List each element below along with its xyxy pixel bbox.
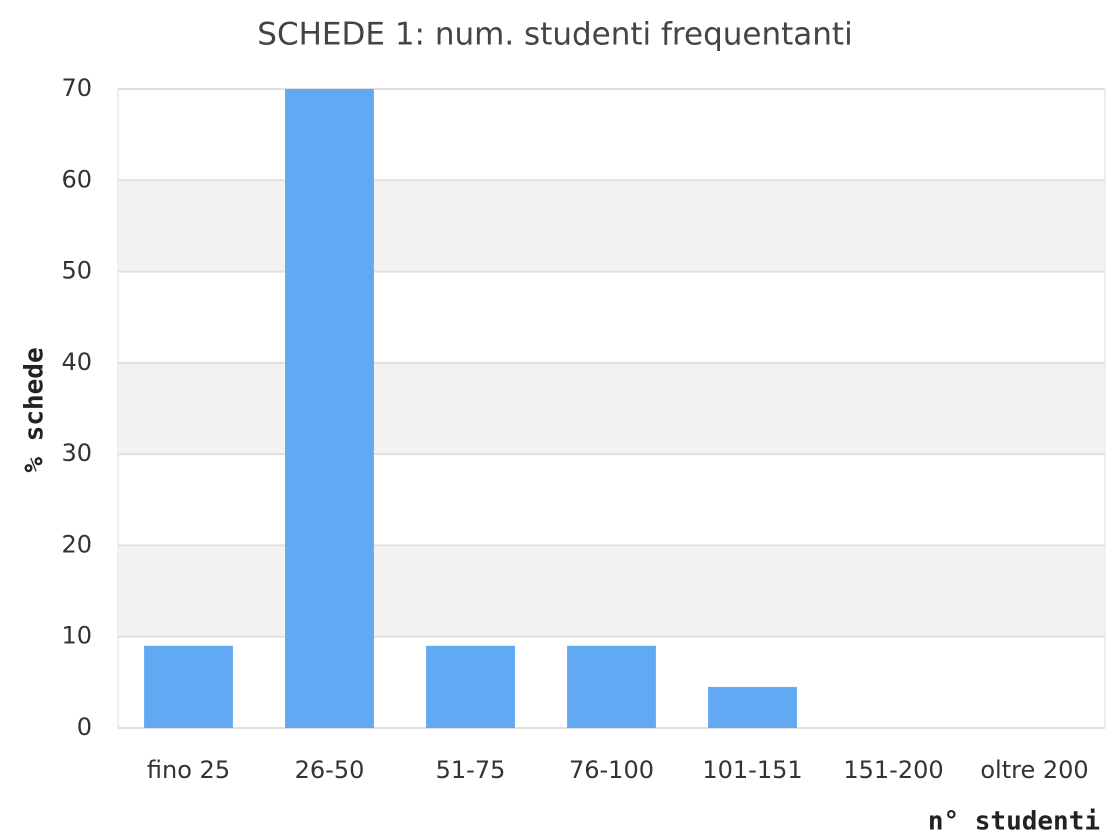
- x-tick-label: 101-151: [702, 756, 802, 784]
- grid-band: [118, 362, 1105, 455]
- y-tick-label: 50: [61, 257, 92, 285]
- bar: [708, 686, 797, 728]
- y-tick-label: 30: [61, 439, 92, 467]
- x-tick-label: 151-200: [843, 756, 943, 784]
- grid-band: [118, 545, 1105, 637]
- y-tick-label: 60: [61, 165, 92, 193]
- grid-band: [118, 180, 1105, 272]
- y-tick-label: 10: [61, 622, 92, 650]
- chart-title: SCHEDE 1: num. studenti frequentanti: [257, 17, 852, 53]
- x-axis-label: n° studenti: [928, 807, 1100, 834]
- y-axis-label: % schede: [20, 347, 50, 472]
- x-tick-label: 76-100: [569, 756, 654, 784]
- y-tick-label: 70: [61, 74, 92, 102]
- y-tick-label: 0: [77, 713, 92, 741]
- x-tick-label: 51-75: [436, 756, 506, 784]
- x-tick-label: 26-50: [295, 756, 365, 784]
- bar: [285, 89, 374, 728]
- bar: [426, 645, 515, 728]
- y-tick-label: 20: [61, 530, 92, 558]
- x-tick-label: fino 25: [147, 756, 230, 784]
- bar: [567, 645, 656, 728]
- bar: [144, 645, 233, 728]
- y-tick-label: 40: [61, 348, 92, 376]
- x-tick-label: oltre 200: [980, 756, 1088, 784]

════════

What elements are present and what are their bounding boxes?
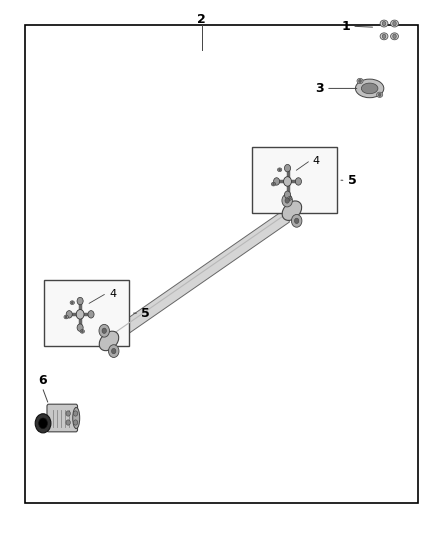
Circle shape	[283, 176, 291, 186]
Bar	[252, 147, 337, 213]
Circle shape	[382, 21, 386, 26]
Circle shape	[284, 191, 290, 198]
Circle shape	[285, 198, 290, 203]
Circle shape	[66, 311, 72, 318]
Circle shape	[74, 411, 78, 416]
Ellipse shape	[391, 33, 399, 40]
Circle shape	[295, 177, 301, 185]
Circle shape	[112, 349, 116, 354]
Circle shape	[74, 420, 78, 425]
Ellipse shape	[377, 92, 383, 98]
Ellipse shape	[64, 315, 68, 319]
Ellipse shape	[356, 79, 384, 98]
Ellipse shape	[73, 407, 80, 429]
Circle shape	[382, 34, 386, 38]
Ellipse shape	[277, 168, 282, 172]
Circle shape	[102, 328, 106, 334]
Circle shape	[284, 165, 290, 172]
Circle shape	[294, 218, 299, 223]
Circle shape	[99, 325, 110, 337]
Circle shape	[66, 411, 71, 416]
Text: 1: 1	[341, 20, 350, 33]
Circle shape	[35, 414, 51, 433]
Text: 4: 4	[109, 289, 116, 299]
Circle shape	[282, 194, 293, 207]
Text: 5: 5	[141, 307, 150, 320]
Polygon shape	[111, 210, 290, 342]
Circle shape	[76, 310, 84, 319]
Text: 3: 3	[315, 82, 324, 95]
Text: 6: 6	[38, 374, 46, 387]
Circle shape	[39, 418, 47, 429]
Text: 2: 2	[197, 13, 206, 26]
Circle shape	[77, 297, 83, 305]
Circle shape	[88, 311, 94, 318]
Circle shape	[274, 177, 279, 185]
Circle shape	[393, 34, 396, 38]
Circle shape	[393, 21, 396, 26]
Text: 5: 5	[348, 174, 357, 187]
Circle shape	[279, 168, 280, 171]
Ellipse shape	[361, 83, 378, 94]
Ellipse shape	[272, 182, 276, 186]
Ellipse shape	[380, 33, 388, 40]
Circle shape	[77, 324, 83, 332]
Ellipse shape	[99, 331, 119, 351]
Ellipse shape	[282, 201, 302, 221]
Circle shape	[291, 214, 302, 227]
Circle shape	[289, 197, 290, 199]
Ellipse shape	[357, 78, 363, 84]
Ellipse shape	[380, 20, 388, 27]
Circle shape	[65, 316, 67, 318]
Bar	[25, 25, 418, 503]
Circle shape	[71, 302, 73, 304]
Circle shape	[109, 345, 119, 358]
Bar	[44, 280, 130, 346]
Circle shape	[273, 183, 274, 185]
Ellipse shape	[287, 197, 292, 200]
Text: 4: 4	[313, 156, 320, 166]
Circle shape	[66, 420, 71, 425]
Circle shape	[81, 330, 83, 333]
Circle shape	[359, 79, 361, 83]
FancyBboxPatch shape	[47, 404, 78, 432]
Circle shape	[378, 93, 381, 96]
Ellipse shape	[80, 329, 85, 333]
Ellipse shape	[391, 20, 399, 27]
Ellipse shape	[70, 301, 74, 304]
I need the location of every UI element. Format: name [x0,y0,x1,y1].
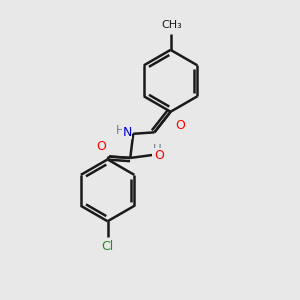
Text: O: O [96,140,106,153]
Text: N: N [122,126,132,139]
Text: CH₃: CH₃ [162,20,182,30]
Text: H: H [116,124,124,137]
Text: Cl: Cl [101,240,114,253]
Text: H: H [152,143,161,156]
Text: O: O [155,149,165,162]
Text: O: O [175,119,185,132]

════════

> [The task] Could you write out, character for character, the lines of the items from the one containing "- x-tick-label: 101-151: [702, 756, 802, 784]" through the one containing "- x-tick-label: oltre", with both of those lines included?

> [Answer to this exercise]
- x-tick-label: 101-151: [702, 756, 802, 784]
- grid-band: [118, 362, 1105, 455]
- y-tick-label: 50: [61, 257, 92, 285]
- bar: [708, 686, 797, 728]
- y-tick-label: 30: [61, 439, 92, 467]
- x-tick-label: 151-200: [843, 756, 943, 784]
- grid-band: [118, 545, 1105, 637]
- y-tick-label: 60: [61, 165, 92, 193]
- grid-band: [118, 180, 1105, 272]
- y-tick-label: 10: [61, 622, 92, 650]
- chart-title: SCHEDE 1: num. studenti frequentanti: [257, 17, 852, 53]
- x-axis-label: n° studenti: [928, 807, 1100, 834]
- y-axis-label: % schede: [20, 347, 50, 472]
- x-tick-label: 76-100: [569, 756, 654, 784]
- y-tick-label: 70: [61, 74, 92, 102]
- y-tick-label: 0: [77, 713, 92, 741]
- x-tick-label: 51-75: [436, 756, 506, 784]
- x-tick-label: 26-50: [295, 756, 365, 784]
- bar: [285, 89, 374, 728]
- bar: [426, 645, 515, 728]
- y-tick-label: 20: [61, 530, 92, 558]
- x-tick-label: fino 25: [147, 756, 230, 784]
- bar: [567, 645, 656, 728]
- bar: [144, 645, 233, 728]
- y-tick-label: 40: [61, 348, 92, 376]
- x-tick-label: oltre 200: [980, 756, 1088, 784]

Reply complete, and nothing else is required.